◆ EXERCISE PROMPT: Your task is to copy the listing exactly. Drop any pictures from the copy.

[Collected data entries]
* * *

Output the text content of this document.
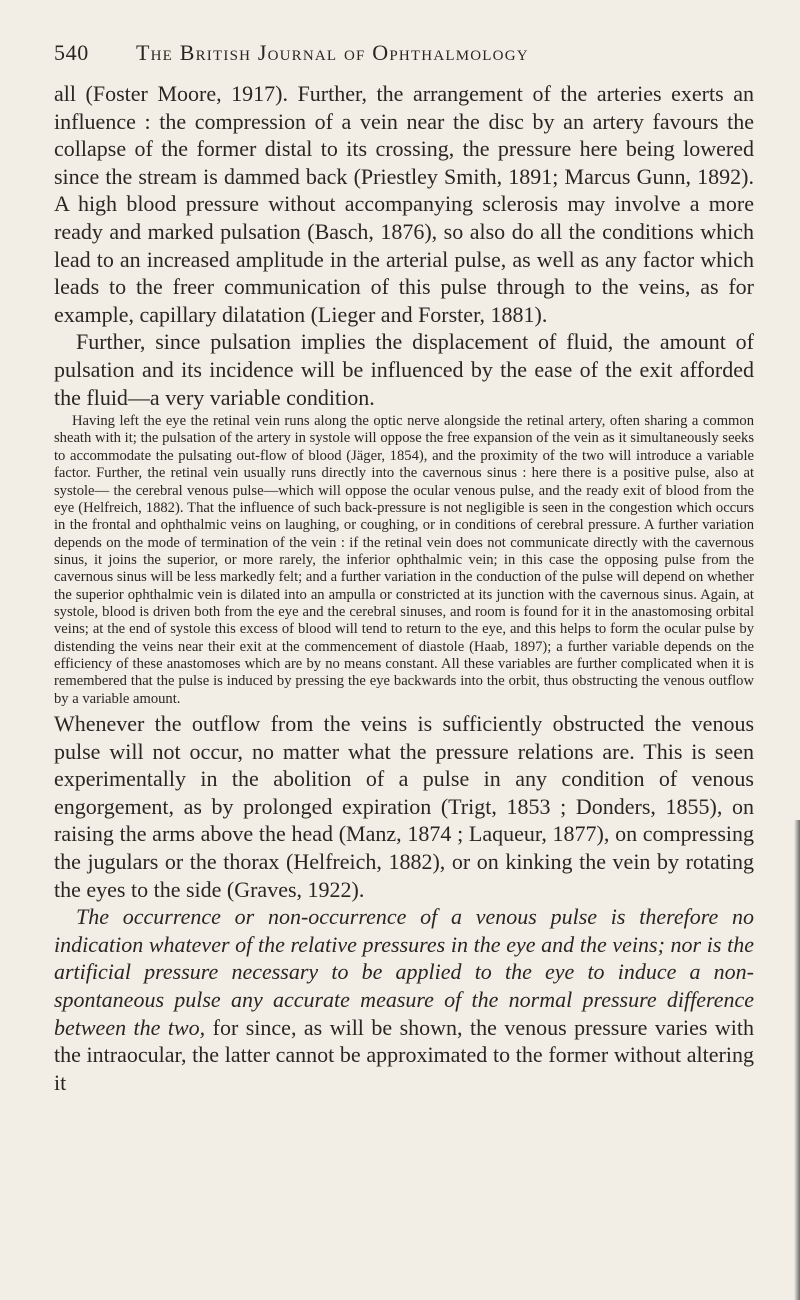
540 The British Journal of Ophthalmology

all (Foster Moore, 1917). Further, the arrangement of the arteries exerts an influence : the compression of a vein near the disc by an artery favours the collapse of the former distal to its crossing, the pressure here being lowered since the stream is dammed back (Priestley Smith, 1891; Marcus Gunn, 1892). A high blood pressure without accompanying sclerosis may involve a more ready and marked pulsation (Basch, 1876), so also do all the conditions which lead to an increased amplitude in the arterial pulse, as well as any factor which leads to the freer communication of this pulse through to the veins, as for example, capillary dilatation (Lieger and Forster, 1881).

Further, since pulsation implies the displacement of fluid, the amount of pulsation and its incidence will be influenced by the ease of the exit afforded the fluid—a very variable condition.

Having left the eye the retinal vein runs along the optic nerve alongside the retinal artery, often sharing a common sheath with it; the pulsation of the artery in systole will oppose the free expansion of the vein as it simultaneously seeks to accommodate the pulsating out-flow of blood (Jäger, 1854), and the proximity of the two will introduce a variable factor. Further, the retinal vein usually runs directly into the cavernous sinus : here there is a positive pulse, also at systole— the cerebral venous pulse—which will oppose the ocular venous pulse, and the ready exit of blood from the eye (Helfreich, 1882). That the influence of such back-pressure is not negligible is seen in the congestion which occurs in the frontal and ophthalmic veins on laughing, or coughing, or in conditions of cerebral pressure. A further variation depends on the mode of termination of the vein : if the retinal vein does not communicate directly with the cavernous sinus, it joins the superior, or more rarely, the inferior ophthalmic vein; in this case the opposing pulse from the cavernous sinus will be less markedly felt; and a further variation in the conduction of the pulse will depend on whether the superior ophthalmic vein is dilated into an ampulla or constricted at its junction with the cavernous sinus. Again, at systole, blood is driven both from the eye and the cerebral sinuses, and room is found for it in the anastomosing orbital veins; at the end of systole this excess of blood will tend to return to the eye, and this helps to form the ocular pulse by distending the veins near their exit at the commencement of diastole (Haab, 1897); a further variable depends on the efficiency of these anastomoses which are by no means constant. All these variables are further complicated when it is remembered that the pulse is induced by pressing the eye backwards into the orbit, thus obstructing the venous outflow by a variable amount.

Whenever the outflow from the veins is sufficiently obstructed the venous pulse will not occur, no matter what the pressure relations are. This is seen experimentally in the abolition of a pulse in any condition of venous engorgement, as by prolonged expiration (Trigt, 1853 ; Donders, 1855), on raising the arms above the head (Manz, 1874 ; Laqueur, 1877), on compressing the jugulars or the thorax (Helfreich, 1882), or on kinking the vein by rotating the eyes to the side (Graves, 1922).

The occurrence or non-occurrence of a venous pulse is therefore no indication whatever of the relative pressures in the eye and the veins; nor is the artificial pressure necessary to be applied to the eye to induce a non-spontaneous pulse any accurate measure of the normal pressure difference between the two, for since, as will be shown, the venous pressure varies with the intraocular, the latter cannot be approximated to the former without altering it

* * *

◆ OUTPUT FOR THIS TASK:
Output the text content of this document.
540 The British Journal of Ophthalmology

all (Foster Moore, 1917). Further, the arrangement of the arteries exerts an influence : the compression of a vein near the disc by an artery favours the collapse of the former distal to its crossing, the pressure here being lowered since the stream is dammed back (Priestley Smith, 1891; Marcus Gunn, 1892). A high blood pressure without accompanying sclerosis may involve a more ready and marked pulsation (Basch, 1876), so also do all the conditions which lead to an increased amplitude in the arterial pulse, as well as any factor which leads to the freer communication of this pulse through to the veins, as for example, capillary dilatation (Lieger and Forster, 1881).

Further, since pulsation implies the displacement of fluid, the amount of pulsation and its incidence will be influenced by the ease of the exit afforded the fluid—a very variable condition.

Having left the eye the retinal vein runs along the optic nerve alongside the retinal artery, often sharing a common sheath with it; the pulsation of the artery in systole will oppose the free expansion of the vein as it simultaneously seeks to accommodate the pulsating out-flow of blood (Jäger, 1854), and the proximity of the two will introduce a variable factor. Further, the retinal vein usually runs directly into the cavernous sinus : here there is a positive pulse, also at systole— the cerebral venous pulse—which will oppose the ocular venous pulse, and the ready exit of blood from the eye (Helfreich, 1882). That the influence of such back-pressure is not negligible is seen in the congestion which occurs in the frontal and ophthalmic veins on laughing, or coughing, or in conditions of cerebral pressure. A further variation depends on the mode of termination of the vein : if the retinal vein does not communicate directly with the cavernous sinus, it joins the superior, or more rarely, the inferior ophthalmic vein; in this case the opposing pulse from the cavernous sinus will be less markedly felt; and a further variation in the conduction of the pulse will depend on whether the superior ophthalmic vein is dilated into an ampulla or constricted at its junction with the cavernous sinus. Again, at systole, blood is driven both from the eye and the cerebral sinuses, and room is found for it in the anastomosing orbital veins; at the end of systole this excess of blood will tend to return to the eye, and this helps to form the ocular pulse by distending the veins near their exit at the commencement of diastole (Haab, 1897); a further variable depends on the efficiency of these anastomoses which are by no means constant. All these variables are further complicated when it is remembered that the pulse is induced by pressing the eye backwards into the orbit, thus obstructing the venous outflow by a variable amount.

Whenever the outflow from the veins is sufficiently obstructed the venous pulse will not occur, no matter what the pressure relations are. This is seen experimentally in the abolition of a pulse in any condition of venous engorgement, as by prolonged expiration (Trigt, 1853 ; Donders, 1855), on raising the arms above the head (Manz, 1874 ; Laqueur, 1877), on compressing the jugulars or the thorax (Helfreich, 1882), or on kinking the vein by rotating the eyes to the side (Graves, 1922).

The occurrence or non-occurrence of a venous pulse is therefore no indication whatever of the relative pressures in the eye and the veins; nor is the artificial pressure necessary to be applied to the eye to induce a non-spontaneous pulse any accurate measure of the normal pressure difference between the two, for since, as will be shown, the venous pressure varies with the intraocular, the latter cannot be approximated to the former without altering it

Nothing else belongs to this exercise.